___ Dataset content
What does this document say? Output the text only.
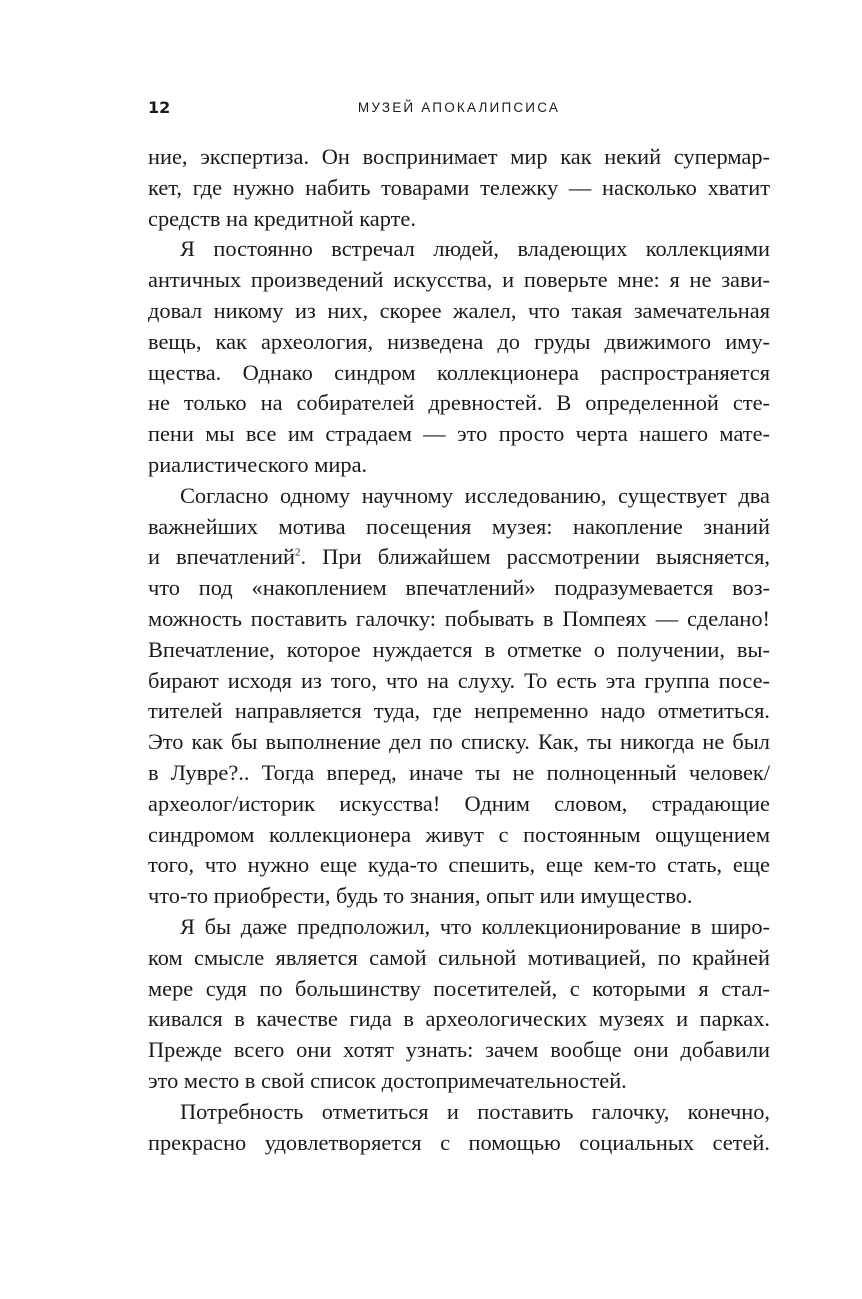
12	МУЗЕЙ АПОКАЛИПСИСА
ние, экспертиза. Он воспринимает мир как некий супермар-
кет, где нужно набить товарами тележку — насколько хватит
средств на кредитной карте.
Я постоянно встречал людей, владеющих коллекциями
античных произведений искусства, и поверьте мне: я не зави-
довал никому из них, скорее жалел, что такая замечательная
вещь, как археология, низведена до груды движимого иму-
щества. Однако синдром коллекционера распространяется
не только на собирателей древностей. В определенной сте-
пени мы все им страдаем — это просто черта нашего мате-
риалистического мира.
Согласно одному научному исследованию, существует два
важнейших мотива посещения музея: накопление знаний
и впечатлений$^2$. При ближайшем рассмотрении выясняется,
что под «накоплением впечатлений» подразумевается воз-
можность поставить галочку: побывать в Помпеях — сделано!
Впечатление, которое нуждается в отметке о получении, вы-
бирают исходя из того, что на слуху. То есть эта группа посе-
тителей направляется туда, где непременно надо отметиться.
Это как бы выполнение дел по списку. Как, ты никогда не был
в Лувре?.. Тогда вперед, иначе ты не полноценный человек/
археолог/историк искусства! Одним словом, страдающие
синдромом коллекционера живут с постоянным ощущением
того, что нужно еще куда-то спешить, еще кем-то стать, еще
что-то приобрести, будь то знания, опыт или имущество.
Я бы даже предположил, что коллекционирование в широ-
ком смысле является самой сильной мотивацией, по крайней
мере судя по большинству посетителей, с которыми я стал-
кивался в качестве гида в археологических музеях и парках.
Прежде всего они хотят узнать: зачем вообще они добавили
это место в свой список достопримечательностей.
Потребность отметиться и поставить галочку, конечно,
прекрасно удовлетворяется с помощью социальных сетей.
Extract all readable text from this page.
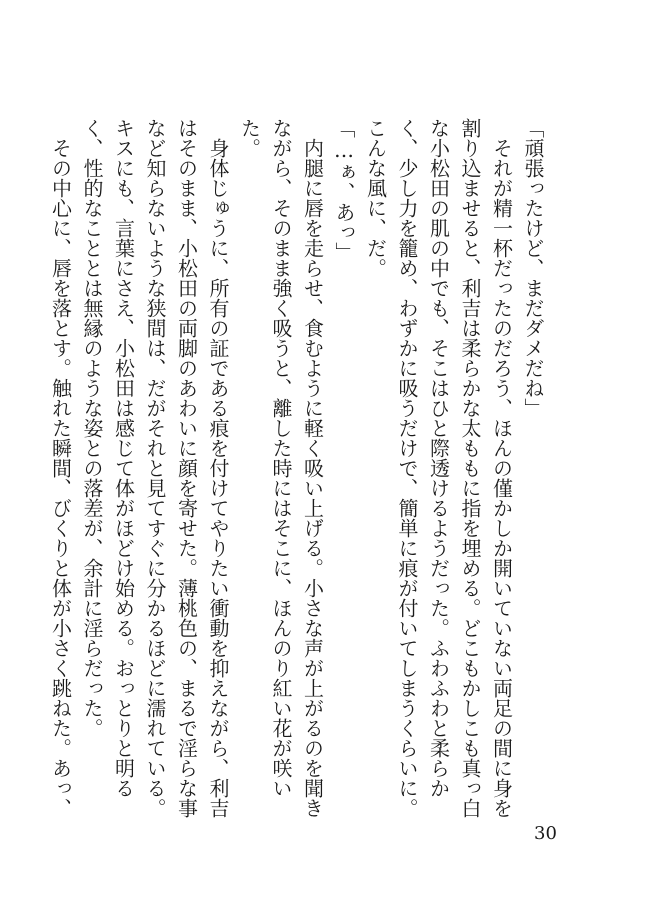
「頑張ったけど、まだダメだね」

それが精一杯だったのだろう、ほんの僅かしか開いていない両足の間に身を割り込ませると、利吉は柔らかな太ももに指を埋める。どこもかしこも真っ白な小松田の肌の中でも、そこはひと際透けるようだった。ふわふわと柔らかく、少し力を籠め、わずかに吸うだけで、簡単に痕が付いてしまうくらいに。こんな風に、だ。

「…ぁ、あっ」

内腿に唇を走らせ、食むように軽く吸い上げる。小さな声が上がるのを聞きながら、そのまま強く吸うと、離した時にはそこに、ほんのり紅い花が咲いた。

身体じゅうに、所有の証である痕を付けてやりたい衝動を抑えながら、利吉はそのまま、小松田の両脚のあわいに顔を寄せた。薄桃色の、まるで淫らな事など知らないような狭間は、だがそれと見てすぐに分かるほどに濡れている。キスにも、言葉にさえ、小松田は感じて体がほどけ始める。おっとりと明るく、性的なこととは無縁のような姿との落差が、余計に淫らだった。

その中心に、唇を落とす。触れた瞬間、びくりと体が小さく跳ねた。あっ、

30
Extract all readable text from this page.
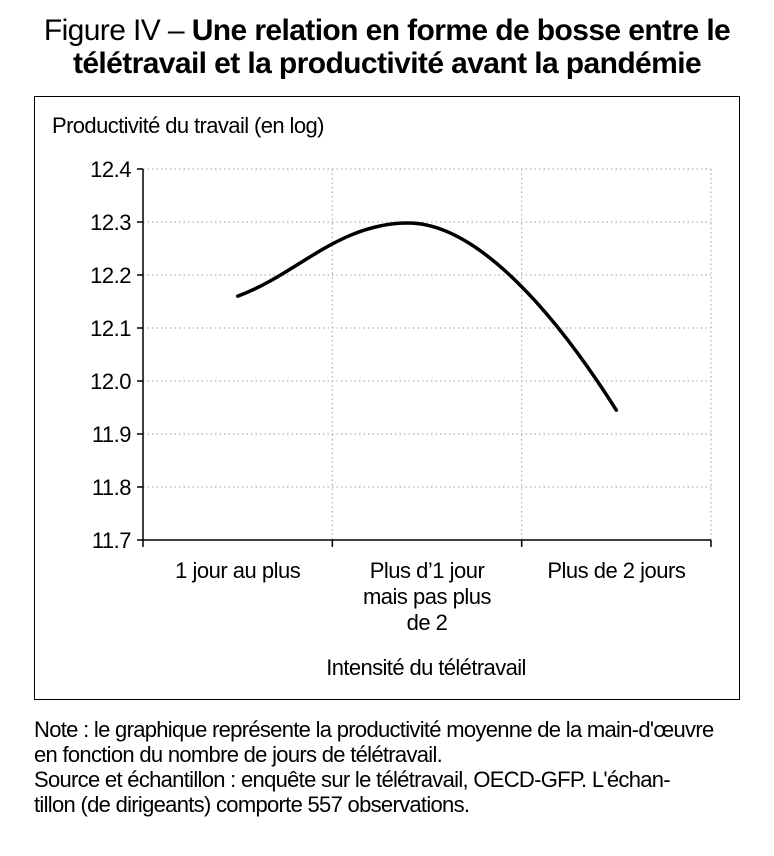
Figure IV – Une relation en forme de bosse entre le
télétravail et la productivité avant la pandémie
12.4
12.3
12.2
12.1
12.0
11.9
11.8
11.7
1 jour au plus	Plus d’1 jour mais pas plus de 2
Plus de 2 jours
Productivité du travail (en log)
Intensité du télétravail
Note : le graphique représente la productivité moyenne de la main-d'œuvre
en fonction du nombre de jours de télétravail.
Source et échantillon : enquête sur le télétravail, OECD-GFP. L'échan-
tillon (de dirigeants) comporte 557 observations.
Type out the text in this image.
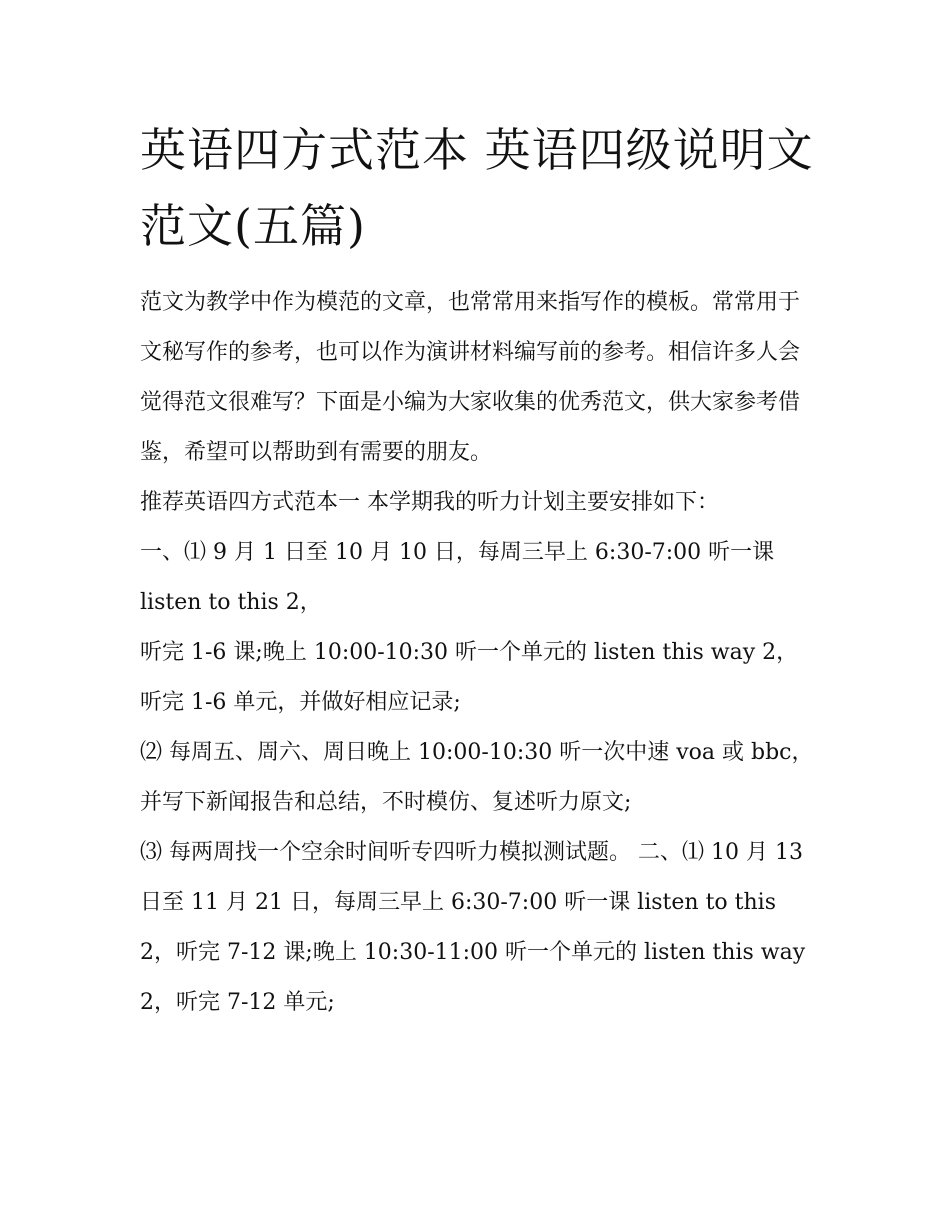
英语四方式范本 英语四级说明文范文(五篇)

范文为教学中作为模范的文章，也常常用来指写作的模板。常常用于文秘写作的参考，也可以作为演讲材料编写前的参考。相信许多人会觉得范文很难写？下面是小编为大家收集的优秀范文，供大家参考借鉴，希望可以帮助到有需要的朋友。

推荐英语四方式范本一 本学期我的听力计划主要安排如下：

一、⑴ 9 月 1 日至 10 月 10 日，每周三早上 6:30-7:00 听一课 listen to this 2，

听完 1-6 课;晚上 10:00-10:30 听一个单元的 listen this way 2，听完 1-6 单元，并做好相应记录;

⑵ 每周五、周六、周日晚上 10:00-10:30 听一次中速 voa 或 bbc，并写下新闻报告和总结，不时模仿、复述听力原文;

⑶ 每两周找一个空余时间听专四听力模拟测试题。 二、⑴ 10 月 13 日至 11 月 21 日，每周三早上 6:30-7:00 听一课 listen to this

2，听完 7-12 课;晚上 10:30-11:00 听一个单元的 listen this way 2，听完 7-12 单元;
______
Written instruction – Give the entries again without a single change, but with no pictures.

Finished exercise –
What does this document say? Output the text only.
12	МУЗЕЙ АПОКАЛИПСИСА
ние, экспертиза. Он воспринимает мир как некий супермар-
кет, где нужно набить товарами тележку — насколько хватит
средств на кредитной карте.
Я постоянно встречал людей, владеющих коллекциями
античных произведений искусства, и поверьте мне: я не зави-
довал никому из них, скорее жалел, что такая замечательная
вещь, как археология, низведена до груды движимого иму-
щества. Однако синдром коллекционера распространяется
не только на собирателей древностей. В определенной сте-
пени мы все им страдаем — это просто черта нашего мате-
риалистического мира.
Согласно одному научному исследованию, существует два
важнейших мотива посещения музея: накопление знаний
и впечатлений$^2$. При ближайшем рассмотрении выясняется,
что под «накоплением впечатлений» подразумевается воз-
можность поставить галочку: побывать в Помпеях — сделано!
Впечатление, которое нуждается в отметке о получении, вы-
бирают исходя из того, что на слуху. То есть эта группа посе-
тителей направляется туда, где непременно надо отметиться.
Это как бы выполнение дел по списку. Как, ты никогда не был
в Лувре?.. Тогда вперед, иначе ты не полноценный человек/
археолог/историк искусства! Одним словом, страдающие
синдромом коллекционера живут с постоянным ощущением
того, что нужно еще куда-то спешить, еще кем-то стать, еще
что-то приобрести, будь то знания, опыт или имущество.
Я бы даже предположил, что коллекционирование в широ-
ком смысле является самой сильной мотивацией, по крайней
мере судя по большинству посетителей, с которыми я стал-
кивался в качестве гида в археологических музеях и парках.
Прежде всего они хотят узнать: зачем вообще они добавили
это место в свой список достопримечательностей.
Потребность отметиться и поставить галочку, конечно,
прекрасно удовлетворяется с помощью социальных сетей.
Extract all readable text from this page.
「頑張ったけど、まだダメだね」

それが精一杯だったのだろう、ほんの僅かしか開いていない両足の間に身を割り込ませると、利吉は柔らかな太ももに指を埋める。どこもかしこも真っ白な小松田の肌の中でも、そこはひと際透けるようだった。ふわふわと柔らかく、少し力を籠め、わずかに吸うだけで、簡単に痕が付いてしまうくらいに。こんな風に、だ。

「…ぁ、あっ」

内腿に唇を走らせ、食むように軽く吸い上げる。小さな声が上がるのを聞きながら、そのまま強く吸うと、離した時にはそこに、ほんのり紅い花が咲いた。

身体じゅうに、所有の証である痕を付けてやりたい衝動を抑えながら、利吉はそのまま、小松田の両脚のあわいに顔を寄せた。薄桃色の、まるで淫らな事など知らないような狭間は、だがそれと見てすぐに分かるほどに濡れている。キスにも、言葉にさえ、小松田は感じて体がほどけ始める。おっとりと明るく、性的なこととは無縁のような姿との落差が、余計に淫らだった。

その中心に、唇を落とす。触れた瞬間、びくりと体が小さく跳ねた。あっ、

30
Extract all readable text from this page.
Figure IV – Une relation en forme de bosse entre le
télétravail et la productivité avant la pandémie
12.4
12.3
12.2
12.1
12.0
11.9
11.8
11.7
1 jour au plus	Plus d’1 jour mais pas plus de 2
Plus de 2 jours
Productivité du travail (en log)
Intensité du télétravail
Note : le graphique représente la productivité moyenne de la main-d'œuvre
en fonction du nombre de jours de télétravail.
Source et échantillon : enquête sur le télétravail, OECD-GFP. L'échan-
tillon (de dirigeants) comporte 557 observations.
Type out the text in this image.
英语四方式范本 英语四级说明文范文(五篇)

范文为教学中作为模范的文章，也常常用来指写作的模板。常常用于文秘写作的参考，也可以作为演讲材料编写前的参考。相信许多人会觉得范文很难写？下面是小编为大家收集的优秀范文，供大家参考借鉴，希望可以帮助到有需要的朋友。

推荐英语四方式范本一 本学期我的听力计划主要安排如下：

一、⑴ 9 月 1 日至 10 月 10 日，每周三早上 6:30-7:00 听一课 listen to this 2，

听完 1-6 课;晚上 10:00-10:30 听一个单元的 listen this way 2，听完 1-6 单元，并做好相应记录;

⑵ 每周五、周六、周日晚上 10:00-10:30 听一次中速 voa 或 bbc，并写下新闻报告和总结，不时模仿、复述听力原文;

⑶ 每两周找一个空余时间听专四听力模拟测试题。 二、⑴ 10 月 13 日至 11 月 21 日，每周三早上 6:30-7:00 听一课 listen to this

2，听完 7-12 课;晚上 10:30-11:00 听一个单元的 listen this way 2，听完 7-12 单元;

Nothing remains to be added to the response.